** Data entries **
[START]

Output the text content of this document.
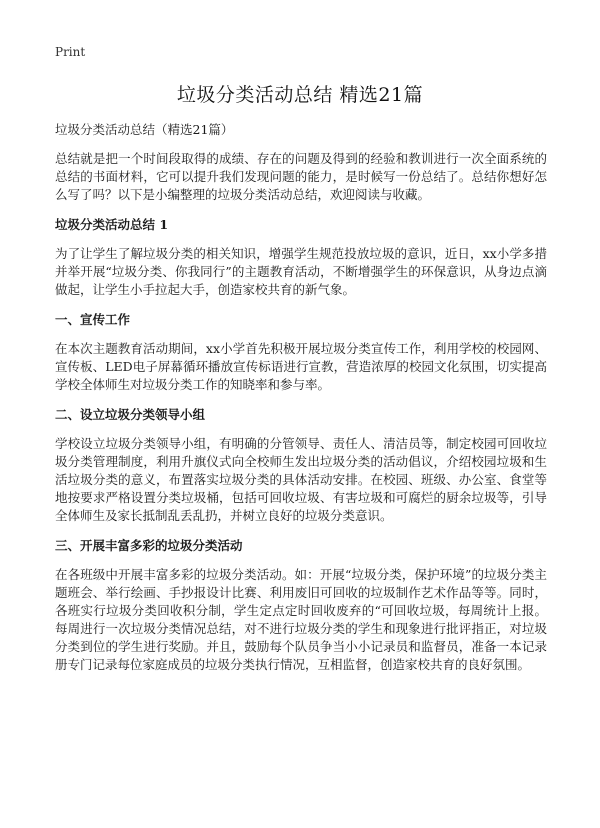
Print
垃圾分类活动总结 精选21篇

垃圾分类活动总结（精选21篇）

总结就是把一个时间段取得的成绩、存在的问题及得到的经验和教训进行一次全面系统的总结的书面材料，它可以提升我们发现问题的能力，是时候写一份总结了。总结你想好怎么写了吗？以下是小编整理的垃圾分类活动总结，欢迎阅读与收藏。

垃圾分类活动总结 1

为了让学生了解垃圾分类的相关知识，增强学生规范投放垃圾的意识，近日，xx小学多措并举开展“垃圾分类、你我同行”的主题教育活动，不断增强学生的环保意识，从身边点滴做起，让学生小手拉起大手，创造家校共育的新气象。

一、宣传工作

在本次主题教育活动期间，xx小学首先积极开展垃圾分类宣传工作，利用学校的校园网、宣传板、LED电子屏幕循环播放宣传标语进行宣教，营造浓厚的校园文化氛围，切实提高学校全体师生对垃圾分类工作的知晓率和参与率。

二、设立垃圾分类领导小组

学校设立垃圾分类领导小组，有明确的分管领导、责任人、清洁员等，制定校园可回收垃圾分类管理制度，利用升旗仪式向全校师生发出垃圾分类的活动倡议，介绍校园垃圾和生活垃圾分类的意义，布置落实垃圾分类的具体活动安排。在校园、班级、办公室、食堂等地按要求严格设置分类垃圾桶，包括可回收垃圾、有害垃圾和可腐烂的厨余垃圾等，引导全体师生及家长抵制乱丢乱扔，并树立良好的垃圾分类意识。

三、开展丰富多彩的垃圾分类活动

在各班级中开展丰富多彩的垃圾分类活动。如：开展“垃圾分类，保护环境”的垃圾分类主题班会、举行绘画、手抄报设计比赛、利用废旧可回收的垃圾制作艺术作品等等。同时，各班实行垃圾分类回收积分制，学生定点定时回收废弃的“可回收垃圾，每周统计上报。每周进行一次垃圾分类情况总结，对不进行垃圾分类的学生和现象进行批评指正，对垃圾分类到位的学生进行奖励。并且，鼓励每个队员争当小小记录员和监督员，准备一本记录册专门记录每位家庭成员的垃圾分类执行情况，互相监督，创造家校共育的良好氛围。
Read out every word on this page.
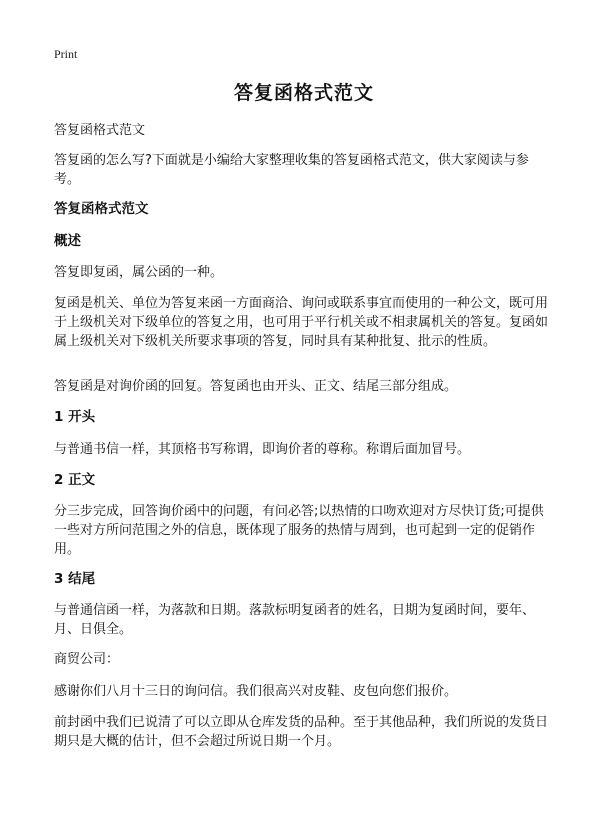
Print
答复函格式范文

答复函格式范文

答复函的怎么写?下面就是小编给大家整理收集的答复函格式范文，供大家阅读与参考。

答复函格式范文

概述

答复即复函，属公函的一种。

复函是机关、单位为答复来函一方面商洽、询问或联系事宜而使用的一种公文，既可用于上级机关对下级单位的答复之用，也可用于平行机关或不相隶属机关的答复。复函如属上级机关对下级机关所要求事项的答复，同时具有某种批复、批示的性质。

答复函是对询价函的回复。答复函也由开头、正文、结尾三部分组成。

1 开头

与普通书信一样，其顶格书写称谓，即询价者的尊称。称谓后面加冒号。

2 正文

分三步完成，回答询价函中的问题，有问必答;以热情的口吻欢迎对方尽快订货;可提供一些对方所问范围之外的信息，既体现了服务的热情与周到，也可起到一定的促销作用。

3 结尾

与普通信函一样，为落款和日期。落款标明复函者的姓名，日期为复函时间，要年、月、日俱全。

商贸公司：

感谢你们八月十三日的询问信。我们很高兴对皮鞋、皮包向您们报价。

前封函中我们已说清了可以立即从仓库发货的品种。至于其他品种，我们所说的发货日期只是大概的估计，但不会超过所说日期一个月。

[END]

** Exercise **
Keep only those lines of the records that hold "this", and return them.

** Problem solution **
Output the text content of this document.
Read out every word on this page.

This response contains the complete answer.